Reading text:
§

2012-02-10 19:10:43

by Lukas Czerner

[permalink] [raw]
Subject: Punch hole problem on PAGE_SIZE > blocksize

Hi Allison,

I found quite disturbing problem when testing loop discard support on
file systems where PAGE_SIZE > blocksize. The result is that the file
system image is completely destroyed, but the underlying file system
seems ok. I have seen this messages in the logs:

EXT4-fs error (device sdb): ext4_ext_search_left:1221: inode #12: comm
flush-8:16: ix (2248761) != EXT_FIRST_INDEX (0) (depth 1)!
EXT4-fs (sdb): delayed block allocation failed for inode 12 at logical
offset 2258177 with max blocks 64 with error -5
EXT4-fs (sdb): This should not happen!! Data will be lost

and

EXT4-fs error (device sdd2): ext4_ext_get_blocks: inode #12: (comm
loop0) bad extent address iblock: 34479, depth: 3 pblock 0

Steps to reproduce

mkfs.ext4 -b1024 /dev/sdb
mount /dev/sdb /mnt/test2
dd if=/dev/zero of=/mnt/test2/file bs=1M count=4096
losetup /dev/loop0 /mnt/test2/file

cd xfstests

export TEST_DIR=/mnt/test
export TEST_DEV=/dev/sda
export SCRATCH_DEV=/dev/loop0
export SCRATCH_MNT=/mnt/test1
export MKFS_OPTIONS="-F -b1024"
export MOUNT_OPTIONS="-o discard"
export FSTYP="ext4"

while ./check 251; do echo "OK"; done

..and just wait and watch the logs.

Do you have any idea what might be the problem ?

Thanks!

§

Data listing:
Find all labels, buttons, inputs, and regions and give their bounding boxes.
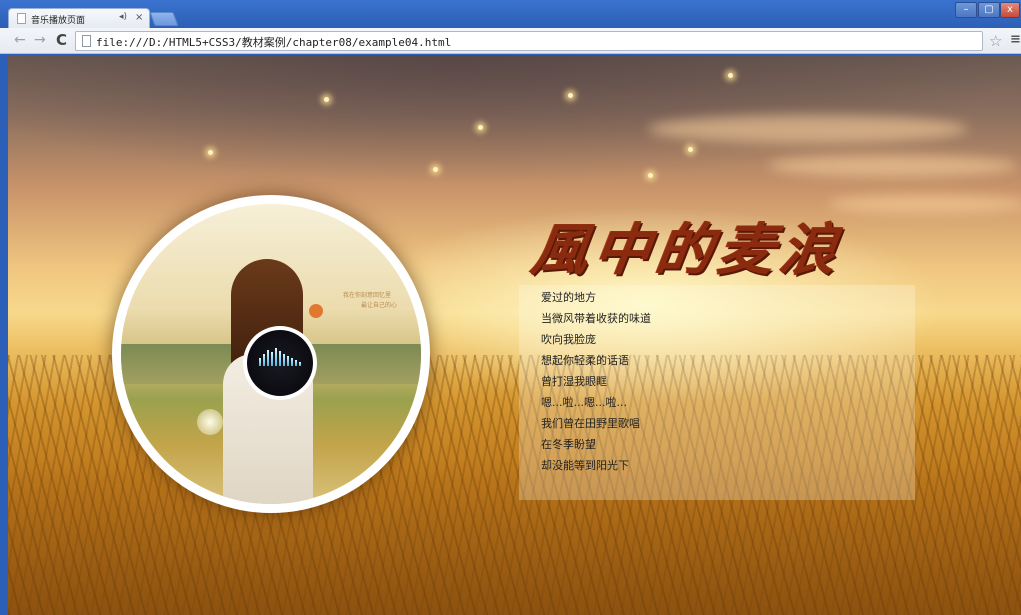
lyric-line: 想起你轻柔的话语 bbox=[541, 354, 629, 367]
music-disc[interactable]: 我在你刻意回忆里 最让自己的心 bbox=[112, 195, 430, 513]
lyric-line: 吹向我脸庞 bbox=[541, 333, 596, 346]
cover-flower bbox=[309, 304, 323, 318]
page-icon bbox=[82, 35, 91, 47]
eq-bar bbox=[291, 358, 293, 366]
lyric-line: 却没能等到阳光下 bbox=[541, 459, 629, 472]
cloud bbox=[828, 195, 1021, 213]
eq-bar bbox=[259, 358, 261, 366]
cover-dandelion bbox=[197, 409, 223, 435]
sparkle bbox=[648, 173, 653, 178]
new-tab-button[interactable] bbox=[149, 12, 179, 26]
lyric-line: 在冬季盼望 bbox=[541, 438, 596, 451]
cloud bbox=[648, 115, 968, 143]
sparkle bbox=[433, 167, 438, 172]
lyric-line: 我们曾在田野里歌唱 bbox=[541, 417, 640, 430]
disc-hub[interactable] bbox=[243, 326, 317, 400]
cloud bbox=[768, 155, 1018, 177]
address-bar[interactable]: file:///D:/HTML5+CSS3/教材案例/chapter08/exa… bbox=[75, 31, 983, 51]
browser-titlebar: 音乐播放页面 ◂) × – ▢ x bbox=[0, 0, 1021, 28]
cover-caption-1: 我在你刻意回忆里 bbox=[343, 292, 392, 299]
speaker-icon[interactable]: ◂) bbox=[119, 12, 127, 22]
cover-caption-2: 最让自己的心 bbox=[361, 302, 398, 309]
eq-bar bbox=[279, 351, 281, 366]
lyric-line: 爱过的地方 bbox=[541, 291, 596, 304]
eq-bar bbox=[263, 354, 265, 366]
tab-title: 音乐播放页面 bbox=[31, 16, 86, 26]
eq-bar bbox=[287, 356, 289, 366]
close-window-button[interactable]: x bbox=[1000, 2, 1020, 18]
lyric-line: 嗯...啦...嗯...啦... bbox=[541, 396, 627, 409]
song-title: 風中的麦浪 bbox=[527, 217, 848, 283]
url-text[interactable]: file:///D:/HTML5+CSS3/教材案例/chapter08/exa… bbox=[96, 34, 451, 50]
eq-bar bbox=[283, 354, 285, 366]
forward-button[interactable]: → bbox=[34, 33, 46, 47]
eq-bar bbox=[267, 350, 269, 366]
sparkle bbox=[728, 73, 733, 78]
sparkle bbox=[568, 93, 573, 98]
lyrics-panel: 爱过的地方 当微风带着收获的味道 吹向我脸庞 想起你轻柔的话语 曾打湿我眼眶 嗯… bbox=[519, 285, 915, 500]
tab-close-button[interactable]: × bbox=[135, 12, 143, 23]
eq-bar bbox=[295, 360, 297, 366]
album-cover: 我在你刻意回忆里 最让自己的心 bbox=[121, 204, 421, 504]
browser-toolbar: ← → C file:///D:/HTML5+CSS3/教材案例/chapter… bbox=[0, 28, 1021, 54]
eq-bar bbox=[271, 352, 273, 366]
back-button[interactable]: ← bbox=[14, 33, 26, 47]
sparkle bbox=[478, 125, 483, 130]
reload-button[interactable]: C bbox=[56, 31, 67, 49]
maximize-button[interactable]: ▢ bbox=[978, 2, 1000, 18]
menu-icon[interactable]: ≡ bbox=[1010, 32, 1021, 47]
page-icon bbox=[17, 13, 26, 24]
minimize-button[interactable]: – bbox=[955, 2, 977, 18]
sparkle bbox=[688, 147, 693, 152]
page-viewport: 我在你刻意回忆里 最让自己的心 風中的麦浪 爱过的地方 当微风带着收获的味道 吹… bbox=[8, 55, 1021, 615]
eq-bar bbox=[275, 348, 277, 366]
lyric-line: 当微风带着收获的味道 bbox=[541, 312, 651, 325]
eq-bar bbox=[299, 362, 301, 366]
sparkle bbox=[208, 150, 213, 155]
browser-tab[interactable]: 音乐播放页面 ◂) × bbox=[8, 8, 150, 28]
sparkle bbox=[324, 97, 329, 102]
bookmark-star-icon[interactable]: ☆ bbox=[989, 32, 1002, 50]
equalizer-visual bbox=[247, 330, 313, 396]
lyric-line: 曾打湿我眼眶 bbox=[541, 375, 607, 388]
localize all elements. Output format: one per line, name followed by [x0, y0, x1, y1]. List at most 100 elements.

§

Task statement: Print the punch hole bug report verbatim, starting at "export TEST_DIR=/mnt/test" and ending at "watch the logs.".

Result of this exercise:
export TEST_DIR=/mnt/test
export TEST_DEV=/dev/sda
export SCRATCH_DEV=/dev/loop0
export SCRATCH_MNT=/mnt/test1
export MKFS_OPTIONS="-F -b1024"
export MOUNT_OPTIONS="-o discard"
export FSTYP="ext4"

while ./check 251; do echo "OK"; done

..and just wait and watch the logs.